— EXERCISE INPUTS —
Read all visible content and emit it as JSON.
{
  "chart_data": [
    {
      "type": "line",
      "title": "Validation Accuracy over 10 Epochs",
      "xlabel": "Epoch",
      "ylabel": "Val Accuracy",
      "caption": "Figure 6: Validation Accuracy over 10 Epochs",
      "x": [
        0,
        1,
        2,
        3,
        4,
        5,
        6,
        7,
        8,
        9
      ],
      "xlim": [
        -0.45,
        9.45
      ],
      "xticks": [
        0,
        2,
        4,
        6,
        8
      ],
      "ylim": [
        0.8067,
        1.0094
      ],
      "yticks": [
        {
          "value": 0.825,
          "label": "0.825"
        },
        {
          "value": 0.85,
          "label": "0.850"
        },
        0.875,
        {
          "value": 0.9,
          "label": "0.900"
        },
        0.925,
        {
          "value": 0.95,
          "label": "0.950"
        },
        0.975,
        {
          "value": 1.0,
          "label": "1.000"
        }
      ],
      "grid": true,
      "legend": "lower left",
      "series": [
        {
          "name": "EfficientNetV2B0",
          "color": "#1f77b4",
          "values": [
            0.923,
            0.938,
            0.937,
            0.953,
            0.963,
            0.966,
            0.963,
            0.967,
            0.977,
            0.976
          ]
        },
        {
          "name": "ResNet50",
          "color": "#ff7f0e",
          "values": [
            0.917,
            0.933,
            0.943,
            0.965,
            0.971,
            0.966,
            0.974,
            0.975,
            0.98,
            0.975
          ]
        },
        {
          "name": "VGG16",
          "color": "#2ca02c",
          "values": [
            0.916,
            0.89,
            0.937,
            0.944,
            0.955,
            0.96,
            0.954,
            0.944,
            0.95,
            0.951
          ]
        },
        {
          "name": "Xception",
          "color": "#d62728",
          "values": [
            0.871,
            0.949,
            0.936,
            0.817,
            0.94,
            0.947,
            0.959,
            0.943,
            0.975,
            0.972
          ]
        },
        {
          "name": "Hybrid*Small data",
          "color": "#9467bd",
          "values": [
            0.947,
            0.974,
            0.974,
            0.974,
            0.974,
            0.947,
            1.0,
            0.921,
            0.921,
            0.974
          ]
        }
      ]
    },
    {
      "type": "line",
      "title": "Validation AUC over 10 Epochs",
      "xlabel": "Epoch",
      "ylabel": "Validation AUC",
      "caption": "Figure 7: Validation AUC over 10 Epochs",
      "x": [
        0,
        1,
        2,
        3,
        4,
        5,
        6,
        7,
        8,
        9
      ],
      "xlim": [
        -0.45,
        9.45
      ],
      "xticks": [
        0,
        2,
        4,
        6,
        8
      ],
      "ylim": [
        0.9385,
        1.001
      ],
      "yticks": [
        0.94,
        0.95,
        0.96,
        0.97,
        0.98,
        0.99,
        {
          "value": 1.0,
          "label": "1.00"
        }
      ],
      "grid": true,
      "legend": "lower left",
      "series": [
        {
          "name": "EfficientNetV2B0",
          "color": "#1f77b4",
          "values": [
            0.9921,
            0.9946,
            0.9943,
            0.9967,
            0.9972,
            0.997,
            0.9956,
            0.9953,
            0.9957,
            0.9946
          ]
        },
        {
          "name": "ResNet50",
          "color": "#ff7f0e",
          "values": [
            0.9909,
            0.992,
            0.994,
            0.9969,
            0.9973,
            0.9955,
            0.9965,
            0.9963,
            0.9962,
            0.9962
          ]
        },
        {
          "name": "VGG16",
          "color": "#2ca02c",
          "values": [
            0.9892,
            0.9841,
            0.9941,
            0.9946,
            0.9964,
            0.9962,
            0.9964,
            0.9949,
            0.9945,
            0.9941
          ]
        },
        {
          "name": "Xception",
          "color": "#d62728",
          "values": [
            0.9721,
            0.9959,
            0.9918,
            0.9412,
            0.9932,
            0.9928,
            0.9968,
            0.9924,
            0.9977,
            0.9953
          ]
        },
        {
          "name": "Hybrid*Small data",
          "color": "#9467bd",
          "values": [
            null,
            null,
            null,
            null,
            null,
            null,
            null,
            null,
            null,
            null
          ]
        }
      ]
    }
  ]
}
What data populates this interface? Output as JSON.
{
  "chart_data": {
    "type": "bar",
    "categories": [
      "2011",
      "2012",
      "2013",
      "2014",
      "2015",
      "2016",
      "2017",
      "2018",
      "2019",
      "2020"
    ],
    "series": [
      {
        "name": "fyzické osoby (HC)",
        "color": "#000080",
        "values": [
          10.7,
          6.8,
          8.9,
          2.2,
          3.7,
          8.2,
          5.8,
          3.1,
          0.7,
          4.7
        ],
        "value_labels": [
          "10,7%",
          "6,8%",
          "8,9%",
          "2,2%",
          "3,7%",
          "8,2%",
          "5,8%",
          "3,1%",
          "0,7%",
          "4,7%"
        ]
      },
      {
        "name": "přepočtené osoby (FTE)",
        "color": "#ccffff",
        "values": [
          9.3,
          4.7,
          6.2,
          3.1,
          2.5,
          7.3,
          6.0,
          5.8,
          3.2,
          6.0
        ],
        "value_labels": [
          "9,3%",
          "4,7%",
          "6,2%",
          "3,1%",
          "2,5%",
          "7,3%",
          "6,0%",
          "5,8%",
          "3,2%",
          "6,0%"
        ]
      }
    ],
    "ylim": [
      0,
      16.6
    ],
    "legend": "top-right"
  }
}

— STATED EXERCISE —
Restate each record word for word.

— ANSWER TO THE PROBLEM —
Read all visible content and emit it as JSON.
{
  "chart_data": [
    {
      "type": "line",
      "title": "Validation Accuracy over 10 Epochs",
      "xlabel": "Epoch",
      "ylabel": "Val Accuracy",
      "caption": "Figure 6: Validation Accuracy over 10 Epochs",
      "x": [
        0,
        1,
        2,
        3,
        4,
        5,
        6,
        7,
        8,
        9
      ],
      "xlim": [
        -0.45,
        9.45
      ],
      "xticks": [
        0,
        2,
        4,
        6,
        8
      ],
      "ylim": [
        0.8067,
        1.0094
      ],
      "yticks": [
        {
          "value": 0.825,
          "label": "0.825"
        },
        {
          "value": 0.85,
          "label": "0.850"
        },
        0.875,
        {
          "value": 0.9,
          "label": "0.900"
        },
        0.925,
        {
          "value": 0.95,
          "label": "0.950"
        },
        0.975,
        {
          "value": 1.0,
          "label": "1.000"
        }
      ],
      "grid": true,
      "legend": "lower left",
      "series": [
        {
          "name": "EfficientNetV2B0",
          "color": "#1f77b4",
          "values": [
            0.923,
            0.938,
            0.937,
            0.953,
            0.963,
            0.966,
            0.963,
            0.967,
            0.977,
            0.976
          ]
        },
        {
          "name": "ResNet50",
          "color": "#ff7f0e",
          "values": [
            0.917,
            0.933,
            0.943,
            0.965,
            0.971,
            0.966,
            0.974,
            0.975,
            0.98,
            0.975
          ]
        },
        {
          "name": "VGG16",
          "color": "#2ca02c",
          "values": [
            0.916,
            0.89,
            0.937,
            0.944,
            0.955,
            0.96,
            0.954,
            0.944,
            0.95,
            0.951
          ]
        },
        {
          "name": "Xception",
          "color": "#d62728",
          "values": [
            0.871,
            0.949,
            0.936,
            0.817,
            0.94,
            0.947,
            0.959,
            0.943,
            0.975,
            0.972
          ]
        },
        {
          "name": "Hybrid*Small data",
          "color": "#9467bd",
          "values": [
            0.947,
            0.974,
            0.974,
            0.974,
            0.974,
            0.947,
            1.0,
            0.921,
            0.921,
            0.974
          ]
        }
      ]
    },
    {
      "type": "line",
      "title": "Validation AUC over 10 Epochs",
      "xlabel": "Epoch",
      "ylabel": "Validation AUC",
      "caption": "Figure 7: Validation AUC over 10 Epochs",
      "x": [
        0,
        1,
        2,
        3,
        4,
        5,
        6,
        7,
        8,
        9
      ],
      "xlim": [
        -0.45,
        9.45
      ],
      "xticks": [
        0,
        2,
        4,
        6,
        8
      ],
      "ylim": [
        0.9385,
        1.001
      ],
      "yticks": [
        0.94,
        0.95,
        0.96,
        0.97,
        0.98,
        0.99,
        {
          "value": 1.0,
          "label": "1.00"
        }
      ],
      "grid": true,
      "legend": "lower left",
      "series": [
        {
          "name": "EfficientNetV2B0",
          "color": "#1f77b4",
          "values": [
            0.9921,
            0.9946,
            0.9943,
            0.9967,
            0.9972,
            0.997,
            0.9956,
            0.9953,
            0.9957,
            0.9946
          ]
        },
        {
          "name": "ResNet50",
          "color": "#ff7f0e",
          "values": [
            0.9909,
            0.992,
            0.994,
            0.9969,
            0.9973,
            0.9955,
            0.9965,
            0.9963,
            0.9962,
            0.9962
          ]
        },
        {
          "name": "VGG16",
          "color": "#2ca02c",
          "values": [
            0.9892,
            0.9841,
            0.9941,
            0.9946,
            0.9964,
            0.9962,
            0.9964,
            0.9949,
            0.9945,
            0.9941
          ]
        },
        {
          "name": "Xception",
          "color": "#d62728",
          "values": [
            0.9721,
            0.9959,
            0.9918,
            0.9412,
            0.9932,
            0.9928,
            0.9968,
            0.9924,
            0.9977,
            0.9953
          ]
        },
        {
          "name": "Hybrid*Small data",
          "color": "#9467bd",
          "values": [
            null,
            null,
            null,
            null,
            null,
            null,
            null,
            null,
            null,
            null
          ]
        }
      ]
    }
  ]
}
What data populates this interface? Output as JSON.
{
  "chart_data": {
    "type": "bar",
    "categories": [
      "2011",
      "2012",
      "2013",
      "2014",
      "2015",
      "2016",
      "2017",
      "2018",
      "2019",
      "2020"
    ],
    "series": [
      {
        "name": "fyzické osoby (HC)",
        "color": "#000080",
        "values": [
          10.7,
          6.8,
          8.9,
          2.2,
          3.7,
          8.2,
          5.8,
          3.1,
          0.7,
          4.7
        ],
        "value_labels": [
          "10,7%",
          "6,8%",
          "8,9%",
          "2,2%",
          "3,7%",
          "8,2%",
          "5,8%",
          "3,1%",
          "0,7%",
          "4,7%"
        ]
      },
      {
        "name": "přepočtené osoby (FTE)",
        "color": "#ccffff",
        "values": [
          9.3,
          4.7,
          6.2,
          3.1,
          2.5,
          7.3,
          6.0,
          5.8,
          3.2,
          6.0
        ],
        "value_labels": [
          "9,3%",
          "4,7%",
          "6,2%",
          "3,1%",
          "2,5%",
          "7,3%",
          "6,0%",
          "5,8%",
          "3,2%",
          "6,0%"
        ]
      }
    ],
    "ylim": [
      0,
      16.6
    ],
    "legend": "top-right"
  }
}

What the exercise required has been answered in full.